**What you should do:** Copy out each of the rows below verbatim, character for character, leaving nothing out and adding nothing.

**Data shown:**
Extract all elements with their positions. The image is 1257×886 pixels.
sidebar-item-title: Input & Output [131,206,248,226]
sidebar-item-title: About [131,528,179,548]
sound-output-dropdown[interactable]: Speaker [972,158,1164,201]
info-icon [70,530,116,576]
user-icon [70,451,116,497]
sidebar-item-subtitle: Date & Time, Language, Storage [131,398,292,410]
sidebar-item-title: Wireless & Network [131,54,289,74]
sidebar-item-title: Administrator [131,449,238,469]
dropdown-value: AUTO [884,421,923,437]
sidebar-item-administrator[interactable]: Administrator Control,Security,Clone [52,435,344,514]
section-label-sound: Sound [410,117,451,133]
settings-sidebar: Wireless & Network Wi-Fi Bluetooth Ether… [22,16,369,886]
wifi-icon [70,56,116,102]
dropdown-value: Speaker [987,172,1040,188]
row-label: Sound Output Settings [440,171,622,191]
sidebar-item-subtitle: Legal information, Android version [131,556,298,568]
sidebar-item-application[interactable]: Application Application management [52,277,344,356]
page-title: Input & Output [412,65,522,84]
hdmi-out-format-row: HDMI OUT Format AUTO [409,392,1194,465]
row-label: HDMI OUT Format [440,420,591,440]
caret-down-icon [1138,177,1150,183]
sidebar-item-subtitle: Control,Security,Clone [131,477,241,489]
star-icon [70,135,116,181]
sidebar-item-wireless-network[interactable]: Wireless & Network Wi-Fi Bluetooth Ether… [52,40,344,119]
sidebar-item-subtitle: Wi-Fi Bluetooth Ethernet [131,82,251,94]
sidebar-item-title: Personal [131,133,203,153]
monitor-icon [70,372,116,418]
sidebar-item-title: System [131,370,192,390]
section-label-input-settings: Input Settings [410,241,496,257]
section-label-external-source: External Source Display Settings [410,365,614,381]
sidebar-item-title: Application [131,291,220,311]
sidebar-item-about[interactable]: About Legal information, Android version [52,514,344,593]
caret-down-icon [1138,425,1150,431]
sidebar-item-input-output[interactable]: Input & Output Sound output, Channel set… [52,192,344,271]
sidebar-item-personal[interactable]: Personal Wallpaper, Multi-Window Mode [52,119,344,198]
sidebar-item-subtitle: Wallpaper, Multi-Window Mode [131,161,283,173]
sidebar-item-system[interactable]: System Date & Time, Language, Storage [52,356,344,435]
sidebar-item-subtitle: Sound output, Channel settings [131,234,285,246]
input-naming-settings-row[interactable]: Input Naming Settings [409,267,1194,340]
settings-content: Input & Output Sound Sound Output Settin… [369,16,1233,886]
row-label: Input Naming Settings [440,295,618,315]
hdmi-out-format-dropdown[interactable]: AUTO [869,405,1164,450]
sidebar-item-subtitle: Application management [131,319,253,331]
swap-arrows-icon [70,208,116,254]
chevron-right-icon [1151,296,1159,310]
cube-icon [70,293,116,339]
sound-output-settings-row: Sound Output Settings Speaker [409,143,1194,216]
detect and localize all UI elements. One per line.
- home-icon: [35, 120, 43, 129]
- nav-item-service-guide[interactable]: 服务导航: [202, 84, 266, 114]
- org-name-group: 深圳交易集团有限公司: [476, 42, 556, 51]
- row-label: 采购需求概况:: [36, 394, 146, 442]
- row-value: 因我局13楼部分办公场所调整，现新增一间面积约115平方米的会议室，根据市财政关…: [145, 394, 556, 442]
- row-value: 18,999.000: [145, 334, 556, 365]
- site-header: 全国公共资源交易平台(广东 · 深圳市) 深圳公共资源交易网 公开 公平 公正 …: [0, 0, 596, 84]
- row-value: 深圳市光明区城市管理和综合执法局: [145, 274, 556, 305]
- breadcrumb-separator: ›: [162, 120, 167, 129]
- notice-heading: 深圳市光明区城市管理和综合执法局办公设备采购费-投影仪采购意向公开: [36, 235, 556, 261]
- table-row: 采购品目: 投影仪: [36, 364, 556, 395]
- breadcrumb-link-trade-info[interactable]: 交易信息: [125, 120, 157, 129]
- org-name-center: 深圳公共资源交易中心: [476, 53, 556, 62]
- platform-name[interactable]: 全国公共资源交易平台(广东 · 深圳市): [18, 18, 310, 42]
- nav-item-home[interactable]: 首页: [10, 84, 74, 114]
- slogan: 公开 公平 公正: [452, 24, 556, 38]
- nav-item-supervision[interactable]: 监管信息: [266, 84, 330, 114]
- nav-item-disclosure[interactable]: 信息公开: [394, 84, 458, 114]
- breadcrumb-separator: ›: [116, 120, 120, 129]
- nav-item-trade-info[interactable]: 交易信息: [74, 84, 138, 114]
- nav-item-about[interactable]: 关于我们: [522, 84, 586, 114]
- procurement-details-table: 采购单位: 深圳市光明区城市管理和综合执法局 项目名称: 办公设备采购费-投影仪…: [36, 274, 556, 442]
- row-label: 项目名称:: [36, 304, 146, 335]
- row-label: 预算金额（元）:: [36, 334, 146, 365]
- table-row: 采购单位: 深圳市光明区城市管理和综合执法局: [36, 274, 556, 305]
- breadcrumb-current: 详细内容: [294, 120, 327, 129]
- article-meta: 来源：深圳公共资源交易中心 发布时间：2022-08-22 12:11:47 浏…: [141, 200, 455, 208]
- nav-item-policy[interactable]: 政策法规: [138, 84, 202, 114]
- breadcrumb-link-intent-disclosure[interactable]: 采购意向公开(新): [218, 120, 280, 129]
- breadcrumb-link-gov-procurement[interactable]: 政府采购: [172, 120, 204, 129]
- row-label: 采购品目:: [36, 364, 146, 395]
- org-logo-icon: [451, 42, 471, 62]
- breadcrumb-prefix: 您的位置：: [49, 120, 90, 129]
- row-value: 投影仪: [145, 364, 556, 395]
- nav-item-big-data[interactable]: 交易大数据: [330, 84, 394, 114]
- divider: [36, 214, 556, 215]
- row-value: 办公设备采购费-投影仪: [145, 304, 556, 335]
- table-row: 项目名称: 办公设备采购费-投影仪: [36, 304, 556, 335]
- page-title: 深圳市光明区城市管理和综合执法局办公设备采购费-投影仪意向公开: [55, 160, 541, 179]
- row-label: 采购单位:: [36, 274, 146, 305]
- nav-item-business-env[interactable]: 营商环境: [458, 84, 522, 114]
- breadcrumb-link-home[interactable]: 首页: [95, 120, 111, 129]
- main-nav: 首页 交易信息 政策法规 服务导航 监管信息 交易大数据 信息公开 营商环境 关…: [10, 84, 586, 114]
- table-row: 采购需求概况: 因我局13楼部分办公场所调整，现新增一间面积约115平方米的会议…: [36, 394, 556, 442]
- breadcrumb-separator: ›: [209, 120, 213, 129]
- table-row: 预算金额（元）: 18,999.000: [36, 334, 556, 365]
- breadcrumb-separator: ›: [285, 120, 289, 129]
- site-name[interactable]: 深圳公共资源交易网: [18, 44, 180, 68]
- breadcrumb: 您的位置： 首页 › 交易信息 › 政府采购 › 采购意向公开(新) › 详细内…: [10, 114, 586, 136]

**Answer for the task:**
Extract all elements with their positions. The image is 1257×886 pixels.
sidebar-item-title: Input & Output [131,206,248,226]
sidebar-item-title: About [131,528,179,548]
sound-output-dropdown[interactable]: Speaker [972,158,1164,201]
info-icon [70,530,116,576]
user-icon [70,451,116,497]
sidebar-item-subtitle: Date & Time, Language, Storage [131,398,292,410]
sidebar-item-title: Wireless & Network [131,54,289,74]
sidebar-item-title: Administrator [131,449,238,469]
dropdown-value: AUTO [884,421,923,437]
sidebar-item-administrator[interactable]: Administrator Control,Security,Clone [52,435,344,514]
section-label-sound: Sound [410,117,451,133]
settings-sidebar: Wireless & Network Wi-Fi Bluetooth Ether… [22,16,369,886]
wifi-icon [70,56,116,102]
dropdown-value: Speaker [987,172,1040,188]
row-label: Sound Output Settings [440,171,622,191]
sidebar-item-subtitle: Legal information, Android version [131,556,298,568]
sidebar-item-application[interactable]: Application Application management [52,277,344,356]
page-title: Input & Output [412,65,522,84]
hdmi-out-format-row: HDMI OUT Format AUTO [409,392,1194,465]
row-label: HDMI OUT Format [440,420,591,440]
caret-down-icon [1138,177,1150,183]
sidebar-item-subtitle: Control,Security,Clone [131,477,241,489]
star-icon [70,135,116,181]
sidebar-item-wireless-network[interactable]: Wireless & Network Wi-Fi Bluetooth Ether… [52,40,344,119]
sidebar-item-subtitle: Wi-Fi Bluetooth Ethernet [131,82,251,94]
sidebar-item-title: Personal [131,133,203,153]
monitor-icon [70,372,116,418]
sidebar-item-title: System [131,370,192,390]
section-label-input-settings: Input Settings [410,241,496,257]
section-label-external-source: External Source Display Settings [410,365,614,381]
sidebar-item-title: Application [131,291,220,311]
sidebar-item-about[interactable]: About Legal information, Android version [52,514,344,593]
caret-down-icon [1138,425,1150,431]
sidebar-item-input-output[interactable]: Input & Output Sound output, Channel set… [52,192,344,271]
sidebar-item-personal[interactable]: Personal Wallpaper, Multi-Window Mode [52,119,344,198]
sidebar-item-subtitle: Wallpaper, Multi-Window Mode [131,161,283,173]
sidebar-item-system[interactable]: System Date & Time, Language, Storage [52,356,344,435]
sidebar-item-subtitle: Sound output, Channel settings [131,234,285,246]
input-naming-settings-row[interactable]: Input Naming Settings [409,267,1194,340]
settings-content: Input & Output Sound Sound Output Settin… [369,16,1233,886]
row-label: Input Naming Settings [440,295,618,315]
hdmi-out-format-dropdown[interactable]: AUTO [869,405,1164,450]
sidebar-item-subtitle: Application management [131,319,253,331]
swap-arrows-icon [70,208,116,254]
chevron-right-icon [1151,296,1159,310]
cube-icon [70,293,116,339]
sound-output-settings-row: Sound Output Settings Speaker [409,143,1194,216]
detect and localize all UI elements. One per line.
- home-icon: [35, 120, 43, 129]
- nav-item-service-guide[interactable]: 服务导航: [202, 84, 266, 114]
- org-name-group: 深圳交易集团有限公司: [476, 42, 556, 51]
- row-label: 采购需求概况:: [36, 394, 146, 442]
- row-value: 因我局13楼部分办公场所调整，现新增一间面积约115平方米的会议室，根据市财政关…: [145, 394, 556, 442]
- row-value: 18,999.000: [145, 334, 556, 365]
- site-header: 全国公共资源交易平台(广东 · 深圳市) 深圳公共资源交易网 公开 公平 公正 …: [0, 0, 596, 84]
- row-value: 深圳市光明区城市管理和综合执法局: [145, 274, 556, 305]
- breadcrumb-separator: ›: [162, 120, 167, 129]
- notice-heading: 深圳市光明区城市管理和综合执法局办公设备采购费-投影仪采购意向公开: [36, 235, 556, 261]
- table-row: 采购品目: 投影仪: [36, 364, 556, 395]
- breadcrumb-link-trade-info[interactable]: 交易信息: [125, 120, 157, 129]
- org-name-center: 深圳公共资源交易中心: [476, 53, 556, 62]
- platform-name[interactable]: 全国公共资源交易平台(广东 · 深圳市): [18, 18, 310, 42]
- nav-item-home[interactable]: 首页: [10, 84, 74, 114]
- slogan: 公开 公平 公正: [452, 24, 556, 38]
- nav-item-supervision[interactable]: 监管信息: [266, 84, 330, 114]
- nav-item-disclosure[interactable]: 信息公开: [394, 84, 458, 114]
- breadcrumb-separator: ›: [116, 120, 120, 129]
- nav-item-trade-info[interactable]: 交易信息: [74, 84, 138, 114]
- nav-item-about[interactable]: 关于我们: [522, 84, 586, 114]
- procurement-details-table: 采购单位: 深圳市光明区城市管理和综合执法局 项目名称: 办公设备采购费-投影仪…: [36, 274, 556, 442]
- row-label: 项目名称:: [36, 304, 146, 335]
- row-label: 预算金额（元）:: [36, 334, 146, 365]
- table-row: 采购单位: 深圳市光明区城市管理和综合执法局: [36, 274, 556, 305]
- breadcrumb-current: 详细内容: [294, 120, 327, 129]
- article-meta: 来源：深圳公共资源交易中心 发布时间：2022-08-22 12:11:47 浏…: [141, 200, 455, 208]
- nav-item-policy[interactable]: 政策法规: [138, 84, 202, 114]
- breadcrumb-link-intent-disclosure[interactable]: 采购意向公开(新): [218, 120, 280, 129]
- breadcrumb-link-gov-procurement[interactable]: 政府采购: [172, 120, 204, 129]
- row-label: 采购品目:: [36, 364, 146, 395]
- org-logo-icon: [451, 42, 471, 62]
- breadcrumb-prefix: 您的位置：: [49, 120, 90, 129]
- row-value: 投影仪: [145, 364, 556, 395]
- nav-item-big-data[interactable]: 交易大数据: [330, 84, 394, 114]
- divider: [36, 214, 556, 215]
- row-value: 办公设备采购费-投影仪: [145, 304, 556, 335]
- table-row: 项目名称: 办公设备采购费-投影仪: [36, 304, 556, 335]
- page-title: 深圳市光明区城市管理和综合执法局办公设备采购费-投影仪意向公开: [55, 160, 541, 179]
- row-label: 采购单位:: [36, 274, 146, 305]
- nav-item-business-env[interactable]: 营商环境: [458, 84, 522, 114]
- breadcrumb-link-home[interactable]: 首页: [95, 120, 111, 129]
- main-nav: 首页 交易信息 政策法规 服务导航 监管信息 交易大数据 信息公开 营商环境 关…: [10, 84, 586, 114]
- table-row: 采购需求概况: 因我局13楼部分办公场所调整，现新增一间面积约115平方米的会议…: [36, 394, 556, 442]
- breadcrumb-separator: ›: [209, 120, 213, 129]
- table-row: 预算金额（元）: 18,999.000: [36, 334, 556, 365]
- breadcrumb-separator: ›: [285, 120, 289, 129]
- site-name[interactable]: 深圳公共资源交易网: [18, 44, 180, 68]
- breadcrumb: 您的位置： 首页 › 交易信息 › 政府采购 › 采购意向公开(新) › 详细内…: [10, 114, 586, 136]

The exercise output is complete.